### Task brief
All entries below need to be written out exactly, but without their pictures.

Records excerpted from a collection:
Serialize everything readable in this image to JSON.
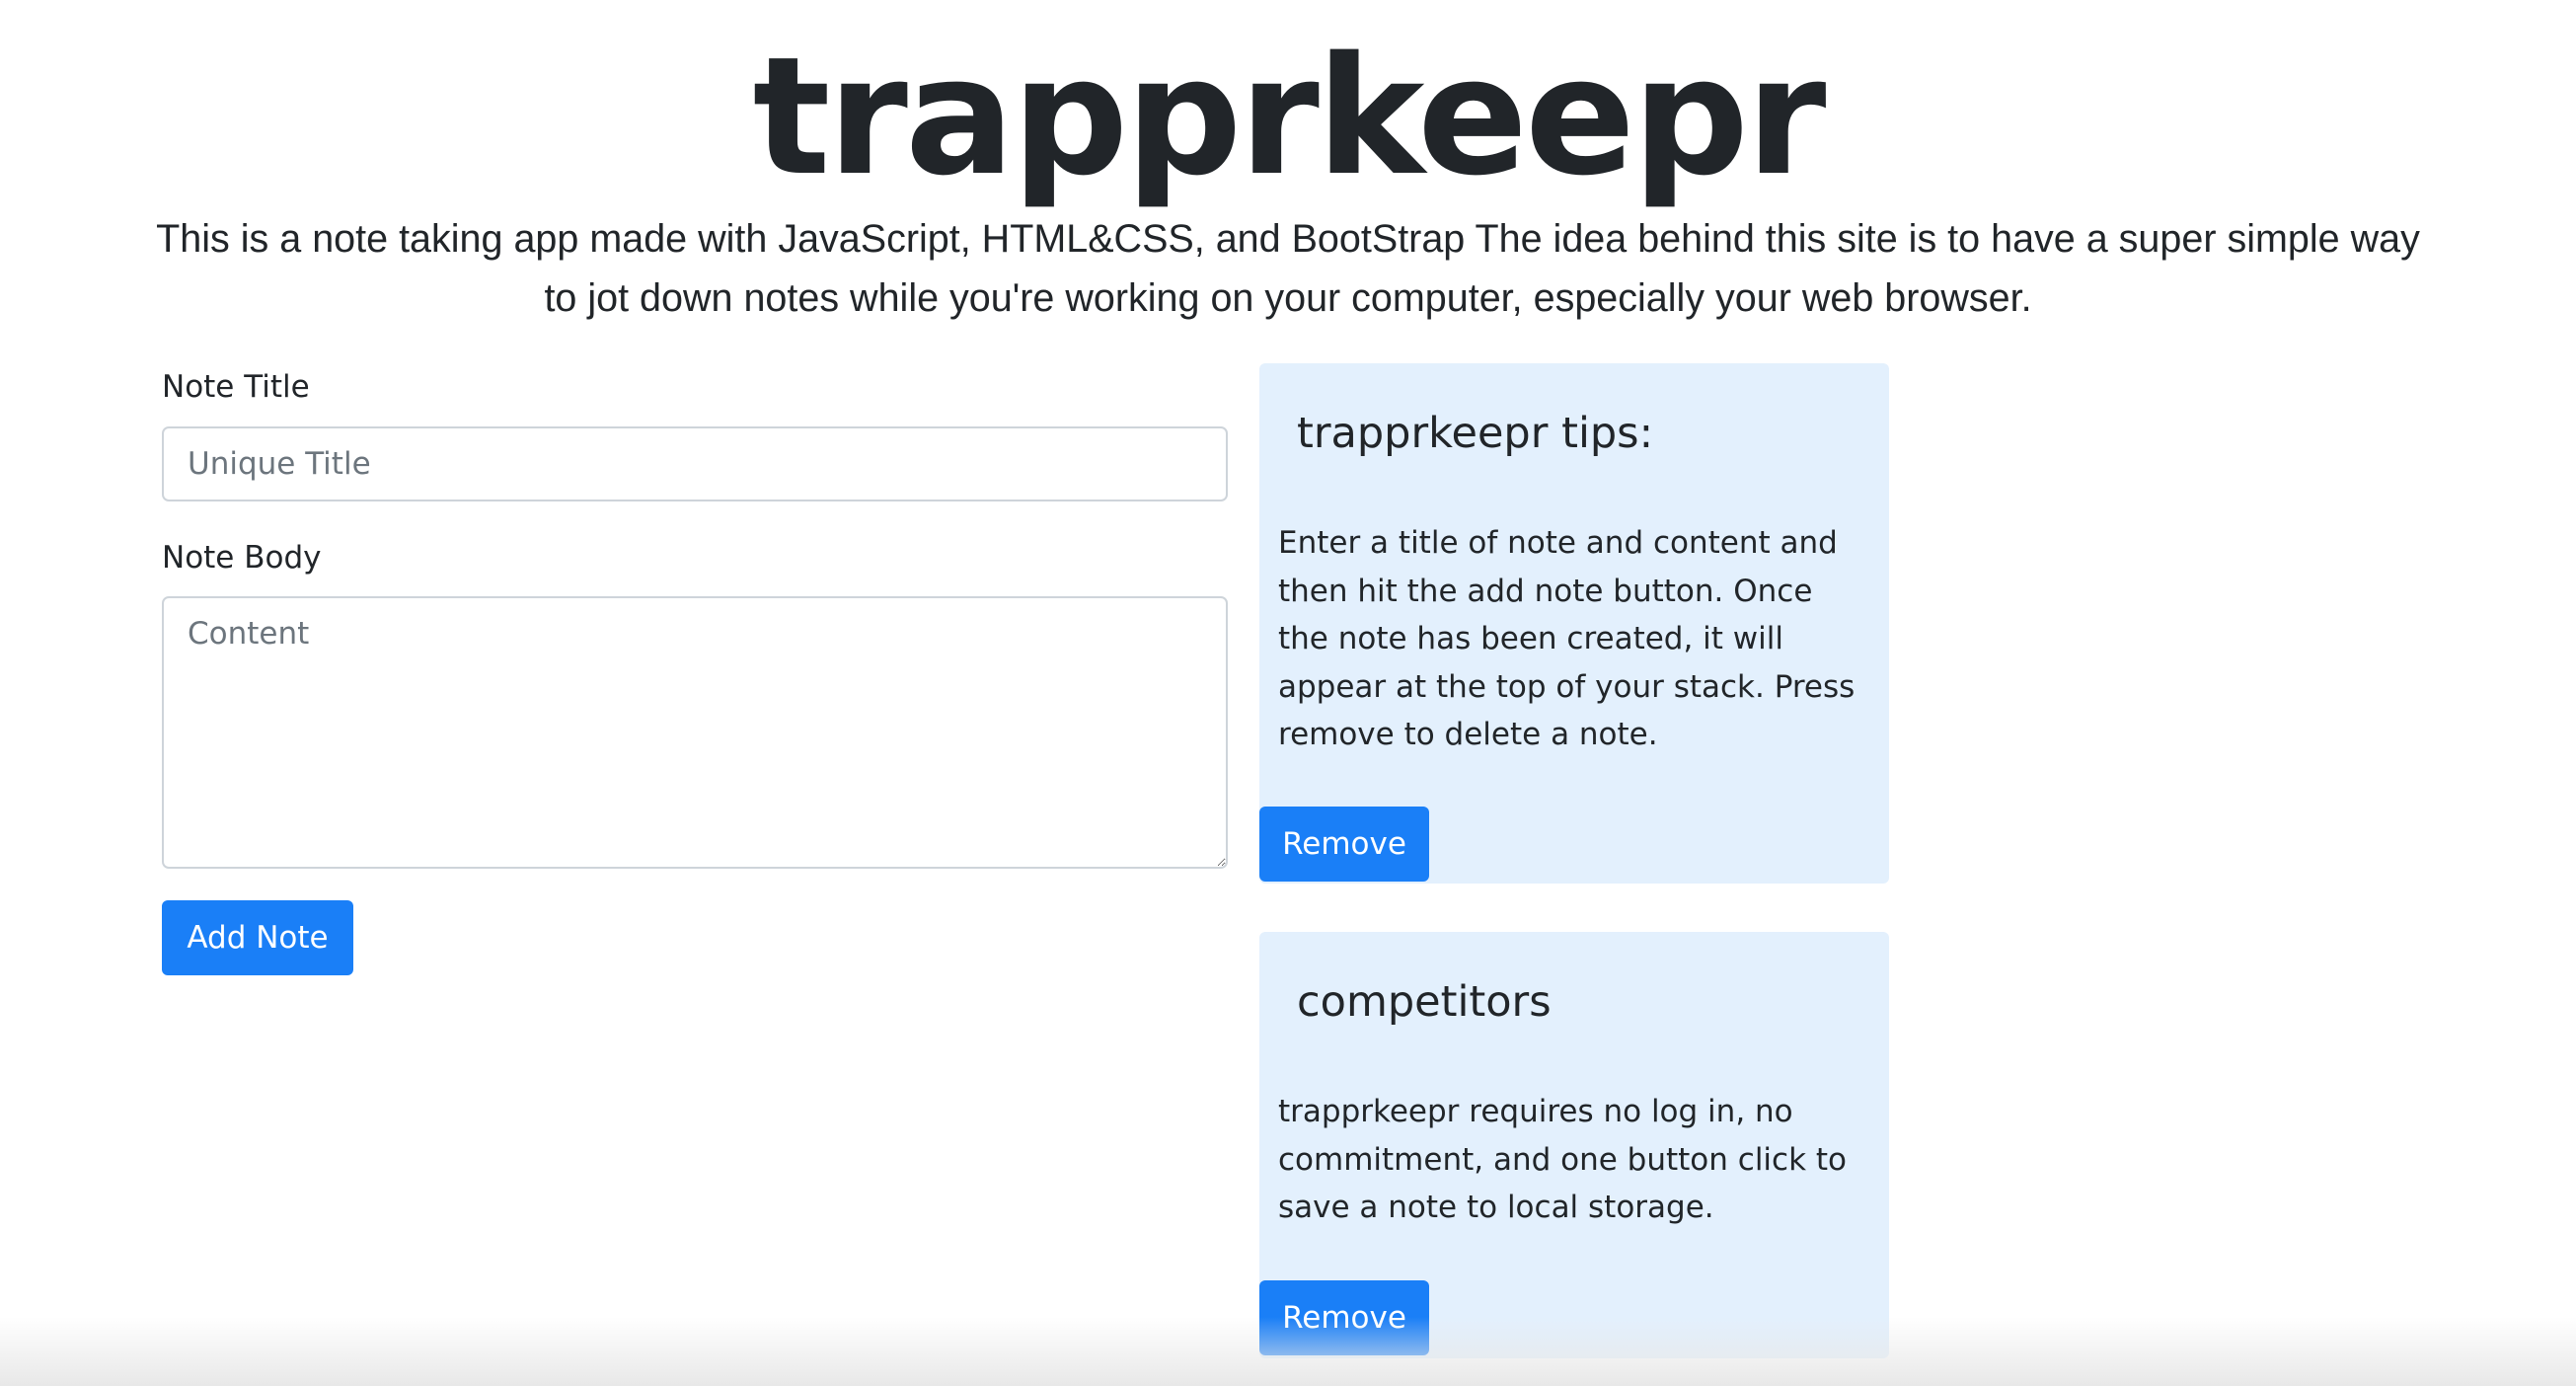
{
  "header": {
    "logo": "trapprkeepr",
    "intro": "This is a note taking app made with JavaScript, HTML&CSS, and BootStrap The idea behind this site is to have a super simple way to jot down notes while you're working on your computer, especially your web browser."
  },
  "form": {
    "title_label": "Note Title",
    "title_placeholder": "Unique Title",
    "title_value": "",
    "body_label": "Note Body",
    "body_placeholder": "Content",
    "body_value": "",
    "add_button": "Add Note"
  },
  "notes": [
    {
      "title": "trapprkeepr tips:",
      "body": "Enter a title of note and content and then hit the add note button. Once the note has been created, it will appear at the top of your stack. Press remove to delete a note.",
      "remove_label": "Remove"
    },
    {
      "title": "competitors",
      "body": "trapprkeepr requires no log in, no commitment, and one button click to save a note to local storage.",
      "remove_label": "Remove"
    }
  ],
  "colors": {
    "accent": "#1a7ff7",
    "card_background": "#e3f0fd",
    "text": "#212529"
  }
}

### Correct response
Serialize everything readable in this image to JSON.
{
  "header": {
    "logo": "trapprkeepr",
    "intro": "This is a note taking app made with JavaScript, HTML&CSS, and BootStrap The idea behind this site is to have a super simple way to jot down notes while you're working on your computer, especially your web browser."
  },
  "form": {
    "title_label": "Note Title",
    "title_placeholder": "Unique Title",
    "title_value": "",
    "body_label": "Note Body",
    "body_placeholder": "Content",
    "body_value": "",
    "add_button": "Add Note"
  },
  "notes": [
    {
      "title": "trapprkeepr tips:",
      "body": "Enter a title of note and content and then hit the add note button. Once the note has been created, it will appear at the top of your stack. Press remove to delete a note.",
      "remove_label": "Remove"
    },
    {
      "title": "competitors",
      "body": "trapprkeepr requires no log in, no commitment, and one button click to save a note to local storage.",
      "remove_label": "Remove"
    }
  ],
  "colors": {
    "accent": "#1a7ff7",
    "card_background": "#e3f0fd",
    "text": "#212529"
  }
}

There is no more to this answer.